» **Task brief**: Only the pictures stay out; every record is to be quoted exactly.

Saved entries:

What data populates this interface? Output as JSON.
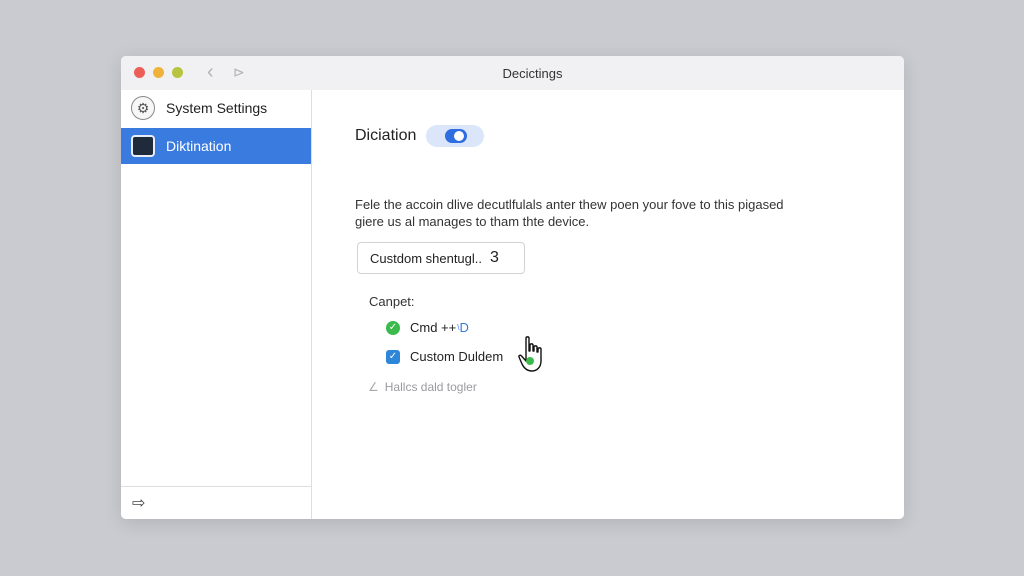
{
  "window": {
    "title": "Decictings",
    "nav_back": "‹",
    "nav_forward": "⊳"
  },
  "sidebar": {
    "items": [
      {
        "label": "System Settings",
        "icon": "gear-icon"
      },
      {
        "label": "Diktination",
        "icon": "dictation-icon",
        "selected": true
      }
    ],
    "footer_icon": "forward-icon"
  },
  "main": {
    "title": "Diciation",
    "toggle_on": true,
    "description": "Fele the accoin dlive decutlfulals anter thew poen your fove to this pigased giere us al manages to tham thte device.",
    "shortcut": {
      "label": "Custdom shentugl..",
      "value": "3"
    },
    "section_label": "Canpet:",
    "options": [
      {
        "label": "Cmd ++",
        "sup": "\\",
        "suffix": "D",
        "checked": true,
        "color": "#3cba4b"
      },
      {
        "label": "Custom Duldem",
        "checked": true,
        "color": "#2e86d8"
      }
    ],
    "hint": "Hallcs dald togler"
  },
  "colors": {
    "accent": "#3a7be0",
    "background": "#c9cbd0"
  }
}
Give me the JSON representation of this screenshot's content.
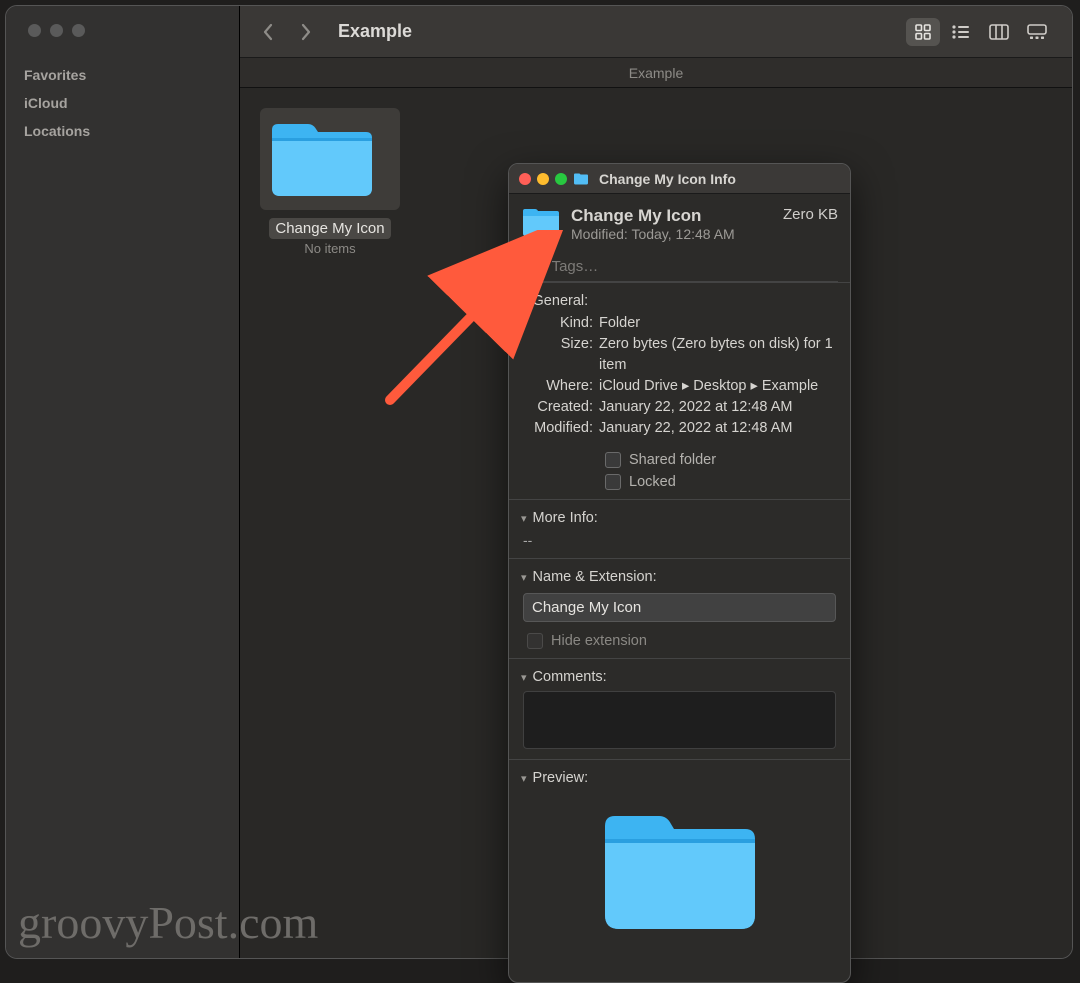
{
  "finder": {
    "sidebar": {
      "favorites": "Favorites",
      "icloud": "iCloud",
      "locations": "Locations"
    },
    "toolbar_title": "Example",
    "path_bar": "Example",
    "item": {
      "name": "Change My Icon",
      "subtitle": "No items"
    }
  },
  "info": {
    "window_title": "Change My Icon Info",
    "header": {
      "name": "Change My Icon",
      "modified_label": "Modified:",
      "modified_value": "Today, 12:48 AM",
      "size": "Zero KB"
    },
    "tags_placeholder": "Add Tags…",
    "sections": {
      "general": "General:",
      "more_info": "More Info:",
      "name_ext": "Name & Extension:",
      "comments": "Comments:",
      "preview": "Preview:"
    },
    "general": {
      "kind_label": "Kind:",
      "kind_value": "Folder",
      "size_label": "Size:",
      "size_value": "Zero bytes (Zero bytes on disk) for 1 item",
      "where_label": "Where:",
      "where_value": "iCloud Drive ▸ Desktop ▸ Example",
      "created_label": "Created:",
      "created_value": "January 22, 2022 at 12:48 AM",
      "modified_label": "Modified:",
      "modified_value": "January 22, 2022 at 12:48 AM",
      "shared_label": "Shared folder",
      "locked_label": "Locked"
    },
    "more_info_value": "--",
    "name_ext_value": "Change My Icon",
    "hide_ext_label": "Hide extension"
  },
  "watermark": "groovyPost.com"
}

» **Complete answer**:
What data populates this interface? Output as JSON.
{
  "window": {
    "title": "Decictings",
    "nav_back": "‹",
    "nav_forward": "⊳"
  },
  "sidebar": {
    "items": [
      {
        "label": "System Settings",
        "icon": "gear-icon"
      },
      {
        "label": "Diktination",
        "icon": "dictation-icon",
        "selected": true
      }
    ],
    "footer_icon": "forward-icon"
  },
  "main": {
    "title": "Diciation",
    "toggle_on": true,
    "description": "Fele the accoin dlive decutlfulals anter thew poen your fove to this pigased giere us al manages to tham thte device.",
    "shortcut": {
      "label": "Custdom shentugl..",
      "value": "3"
    },
    "section_label": "Canpet:",
    "options": [
      {
        "label": "Cmd ++",
        "sup": "\\",
        "suffix": "D",
        "checked": true,
        "color": "#3cba4b"
      },
      {
        "label": "Custom Duldem",
        "checked": true,
        "color": "#2e86d8"
      }
    ],
    "hint": "Hallcs dald togler"
  },
  "colors": {
    "accent": "#3a7be0",
    "background": "#c9cbd0"
  }
}
Give me the JSON representation of this screenshot's content.
{
  "finder": {
    "sidebar": {
      "favorites": "Favorites",
      "icloud": "iCloud",
      "locations": "Locations"
    },
    "toolbar_title": "Example",
    "path_bar": "Example",
    "item": {
      "name": "Change My Icon",
      "subtitle": "No items"
    }
  },
  "info": {
    "window_title": "Change My Icon Info",
    "header": {
      "name": "Change My Icon",
      "modified_label": "Modified:",
      "modified_value": "Today, 12:48 AM",
      "size": "Zero KB"
    },
    "tags_placeholder": "Add Tags…",
    "sections": {
      "general": "General:",
      "more_info": "More Info:",
      "name_ext": "Name & Extension:",
      "comments": "Comments:",
      "preview": "Preview:"
    },
    "general": {
      "kind_label": "Kind:",
      "kind_value": "Folder",
      "size_label": "Size:",
      "size_value": "Zero bytes (Zero bytes on disk) for 1 item",
      "where_label": "Where:",
      "where_value": "iCloud Drive ▸ Desktop ▸ Example",
      "created_label": "Created:",
      "created_value": "January 22, 2022 at 12:48 AM",
      "modified_label": "Modified:",
      "modified_value": "January 22, 2022 at 12:48 AM",
      "shared_label": "Shared folder",
      "locked_label": "Locked"
    },
    "more_info_value": "--",
    "name_ext_value": "Change My Icon",
    "hide_ext_label": "Hide extension"
  },
  "watermark": "groovyPost.com"
}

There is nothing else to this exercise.